▶ _DIRECTIONS_: Where a line contains the string "dioxane", copy that line.

--- --- ---

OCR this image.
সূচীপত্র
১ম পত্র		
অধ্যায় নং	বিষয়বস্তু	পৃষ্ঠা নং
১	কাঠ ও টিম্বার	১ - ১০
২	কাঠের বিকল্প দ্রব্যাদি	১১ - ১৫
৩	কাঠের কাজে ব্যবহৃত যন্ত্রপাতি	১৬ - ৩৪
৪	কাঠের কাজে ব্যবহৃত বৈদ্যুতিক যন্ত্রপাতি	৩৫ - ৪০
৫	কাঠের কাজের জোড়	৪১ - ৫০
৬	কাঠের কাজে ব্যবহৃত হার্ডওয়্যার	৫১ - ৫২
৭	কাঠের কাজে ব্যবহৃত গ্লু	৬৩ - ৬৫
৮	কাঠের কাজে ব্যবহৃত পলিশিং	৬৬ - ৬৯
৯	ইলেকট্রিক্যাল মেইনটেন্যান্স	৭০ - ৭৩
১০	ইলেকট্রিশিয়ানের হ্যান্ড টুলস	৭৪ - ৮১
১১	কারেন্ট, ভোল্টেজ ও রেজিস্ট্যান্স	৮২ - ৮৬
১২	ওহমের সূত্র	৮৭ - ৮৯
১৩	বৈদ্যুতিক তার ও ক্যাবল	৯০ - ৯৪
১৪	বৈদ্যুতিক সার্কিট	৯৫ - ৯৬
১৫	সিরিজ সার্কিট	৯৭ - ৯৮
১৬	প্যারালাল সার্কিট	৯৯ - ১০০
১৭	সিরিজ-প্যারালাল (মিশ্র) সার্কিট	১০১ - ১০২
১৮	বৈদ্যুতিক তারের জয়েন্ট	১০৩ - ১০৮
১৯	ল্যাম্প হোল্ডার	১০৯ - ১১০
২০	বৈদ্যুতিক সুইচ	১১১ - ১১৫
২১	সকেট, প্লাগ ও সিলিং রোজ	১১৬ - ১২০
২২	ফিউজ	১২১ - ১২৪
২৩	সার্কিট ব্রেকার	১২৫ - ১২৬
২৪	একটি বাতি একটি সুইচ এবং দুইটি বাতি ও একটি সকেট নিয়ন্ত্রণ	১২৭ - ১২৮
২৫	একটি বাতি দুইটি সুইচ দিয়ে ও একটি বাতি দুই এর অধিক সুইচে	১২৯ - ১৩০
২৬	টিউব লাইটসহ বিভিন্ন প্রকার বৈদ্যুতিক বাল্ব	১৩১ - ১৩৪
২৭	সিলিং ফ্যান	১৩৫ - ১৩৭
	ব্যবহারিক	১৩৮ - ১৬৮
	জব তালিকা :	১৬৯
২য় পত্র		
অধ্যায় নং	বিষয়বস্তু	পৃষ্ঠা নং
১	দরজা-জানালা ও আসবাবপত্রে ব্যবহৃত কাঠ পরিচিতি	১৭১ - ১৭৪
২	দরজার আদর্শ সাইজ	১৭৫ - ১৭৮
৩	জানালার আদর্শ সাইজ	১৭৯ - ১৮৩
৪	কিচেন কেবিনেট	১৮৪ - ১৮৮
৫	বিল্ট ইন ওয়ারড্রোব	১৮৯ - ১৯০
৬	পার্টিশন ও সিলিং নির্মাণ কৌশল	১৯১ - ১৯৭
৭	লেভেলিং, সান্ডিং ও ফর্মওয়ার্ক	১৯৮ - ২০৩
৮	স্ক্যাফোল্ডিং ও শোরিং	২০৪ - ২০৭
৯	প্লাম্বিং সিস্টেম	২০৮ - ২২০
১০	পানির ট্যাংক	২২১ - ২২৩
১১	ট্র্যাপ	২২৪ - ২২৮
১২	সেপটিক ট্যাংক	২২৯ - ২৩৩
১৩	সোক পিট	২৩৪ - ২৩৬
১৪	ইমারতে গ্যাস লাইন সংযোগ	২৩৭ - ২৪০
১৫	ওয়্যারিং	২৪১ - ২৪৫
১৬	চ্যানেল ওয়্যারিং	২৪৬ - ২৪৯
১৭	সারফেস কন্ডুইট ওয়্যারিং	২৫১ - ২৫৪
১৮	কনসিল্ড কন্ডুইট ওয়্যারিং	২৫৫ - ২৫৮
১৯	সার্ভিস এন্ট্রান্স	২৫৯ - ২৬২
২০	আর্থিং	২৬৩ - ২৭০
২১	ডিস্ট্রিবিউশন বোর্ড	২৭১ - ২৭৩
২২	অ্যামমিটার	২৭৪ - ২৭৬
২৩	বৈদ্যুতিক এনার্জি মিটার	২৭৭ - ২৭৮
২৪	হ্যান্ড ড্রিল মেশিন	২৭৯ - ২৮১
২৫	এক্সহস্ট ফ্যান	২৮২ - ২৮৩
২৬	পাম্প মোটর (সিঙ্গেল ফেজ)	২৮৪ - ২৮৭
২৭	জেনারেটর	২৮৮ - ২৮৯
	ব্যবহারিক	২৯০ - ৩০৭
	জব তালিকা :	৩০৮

--- --- ---

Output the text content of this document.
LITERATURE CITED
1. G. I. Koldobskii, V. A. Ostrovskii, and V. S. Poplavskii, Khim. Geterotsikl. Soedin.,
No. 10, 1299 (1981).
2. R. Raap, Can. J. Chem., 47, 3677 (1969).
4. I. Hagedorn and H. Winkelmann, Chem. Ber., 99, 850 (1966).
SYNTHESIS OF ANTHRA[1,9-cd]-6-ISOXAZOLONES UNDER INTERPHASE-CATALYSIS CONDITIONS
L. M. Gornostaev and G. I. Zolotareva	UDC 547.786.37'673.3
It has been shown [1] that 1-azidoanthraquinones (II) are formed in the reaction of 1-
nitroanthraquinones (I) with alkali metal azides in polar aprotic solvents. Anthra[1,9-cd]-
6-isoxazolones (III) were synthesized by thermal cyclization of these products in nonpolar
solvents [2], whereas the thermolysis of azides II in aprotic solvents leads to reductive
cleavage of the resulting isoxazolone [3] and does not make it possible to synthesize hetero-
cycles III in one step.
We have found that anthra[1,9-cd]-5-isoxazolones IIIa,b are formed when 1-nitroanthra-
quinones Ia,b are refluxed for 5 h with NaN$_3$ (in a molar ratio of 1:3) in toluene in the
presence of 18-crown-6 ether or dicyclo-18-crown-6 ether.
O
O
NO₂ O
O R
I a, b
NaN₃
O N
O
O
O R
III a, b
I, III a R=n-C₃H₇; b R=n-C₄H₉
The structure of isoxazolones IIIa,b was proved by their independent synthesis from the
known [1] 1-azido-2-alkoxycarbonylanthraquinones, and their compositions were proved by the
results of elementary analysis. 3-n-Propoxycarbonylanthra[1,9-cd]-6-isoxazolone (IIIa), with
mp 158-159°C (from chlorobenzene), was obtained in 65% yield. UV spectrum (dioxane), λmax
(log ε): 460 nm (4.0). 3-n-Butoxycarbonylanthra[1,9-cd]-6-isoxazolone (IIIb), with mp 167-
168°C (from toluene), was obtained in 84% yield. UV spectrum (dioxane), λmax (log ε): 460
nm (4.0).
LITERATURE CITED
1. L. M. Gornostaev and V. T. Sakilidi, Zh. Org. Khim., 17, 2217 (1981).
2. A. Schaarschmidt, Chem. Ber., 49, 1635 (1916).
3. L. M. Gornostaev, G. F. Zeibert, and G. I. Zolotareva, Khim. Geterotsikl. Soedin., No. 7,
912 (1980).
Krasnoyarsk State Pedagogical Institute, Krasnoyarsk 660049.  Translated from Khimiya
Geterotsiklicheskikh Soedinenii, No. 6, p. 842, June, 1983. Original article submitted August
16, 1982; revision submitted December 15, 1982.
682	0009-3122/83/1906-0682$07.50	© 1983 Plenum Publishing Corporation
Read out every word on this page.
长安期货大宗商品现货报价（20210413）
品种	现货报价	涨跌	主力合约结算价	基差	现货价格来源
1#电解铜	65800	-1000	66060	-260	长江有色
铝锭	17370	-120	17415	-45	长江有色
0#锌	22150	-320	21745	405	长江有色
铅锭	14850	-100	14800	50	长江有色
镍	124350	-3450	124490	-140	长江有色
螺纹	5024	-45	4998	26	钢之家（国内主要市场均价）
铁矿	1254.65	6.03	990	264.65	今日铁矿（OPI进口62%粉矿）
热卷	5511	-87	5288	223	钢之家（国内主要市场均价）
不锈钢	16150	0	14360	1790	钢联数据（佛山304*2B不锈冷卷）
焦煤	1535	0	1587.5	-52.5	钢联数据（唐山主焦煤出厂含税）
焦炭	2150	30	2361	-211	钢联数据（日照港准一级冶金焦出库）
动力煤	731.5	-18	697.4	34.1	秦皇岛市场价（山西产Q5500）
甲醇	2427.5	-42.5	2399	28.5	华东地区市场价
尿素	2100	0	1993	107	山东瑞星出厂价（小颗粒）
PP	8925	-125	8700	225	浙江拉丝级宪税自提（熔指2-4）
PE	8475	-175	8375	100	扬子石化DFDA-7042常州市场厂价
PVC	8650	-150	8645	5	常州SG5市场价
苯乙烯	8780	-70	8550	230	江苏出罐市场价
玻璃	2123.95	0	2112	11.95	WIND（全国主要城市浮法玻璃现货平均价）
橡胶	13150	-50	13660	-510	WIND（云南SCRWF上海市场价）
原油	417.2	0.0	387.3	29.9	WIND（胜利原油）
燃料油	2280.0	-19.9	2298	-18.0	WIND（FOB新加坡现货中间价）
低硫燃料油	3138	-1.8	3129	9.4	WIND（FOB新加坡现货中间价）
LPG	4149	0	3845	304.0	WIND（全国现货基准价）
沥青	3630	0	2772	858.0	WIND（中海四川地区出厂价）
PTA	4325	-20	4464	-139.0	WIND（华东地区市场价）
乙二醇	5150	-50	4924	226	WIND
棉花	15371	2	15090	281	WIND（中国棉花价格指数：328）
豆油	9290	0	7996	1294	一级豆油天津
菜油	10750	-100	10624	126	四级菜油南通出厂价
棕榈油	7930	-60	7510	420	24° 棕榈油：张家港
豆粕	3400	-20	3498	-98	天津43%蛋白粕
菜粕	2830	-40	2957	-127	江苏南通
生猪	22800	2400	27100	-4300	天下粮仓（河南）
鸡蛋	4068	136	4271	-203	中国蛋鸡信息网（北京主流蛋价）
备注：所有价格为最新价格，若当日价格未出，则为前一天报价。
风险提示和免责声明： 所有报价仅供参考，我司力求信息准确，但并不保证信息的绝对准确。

--- --- ---

▶ _RESPONSE_:
mp 158-159°C (from chlorobenzene), was obtained in 65% yield. UV spectrum (dioxane), λmax
168°C (from toluene), was obtained in 84% yield. UV spectrum (dioxane), λmax (log ε): 460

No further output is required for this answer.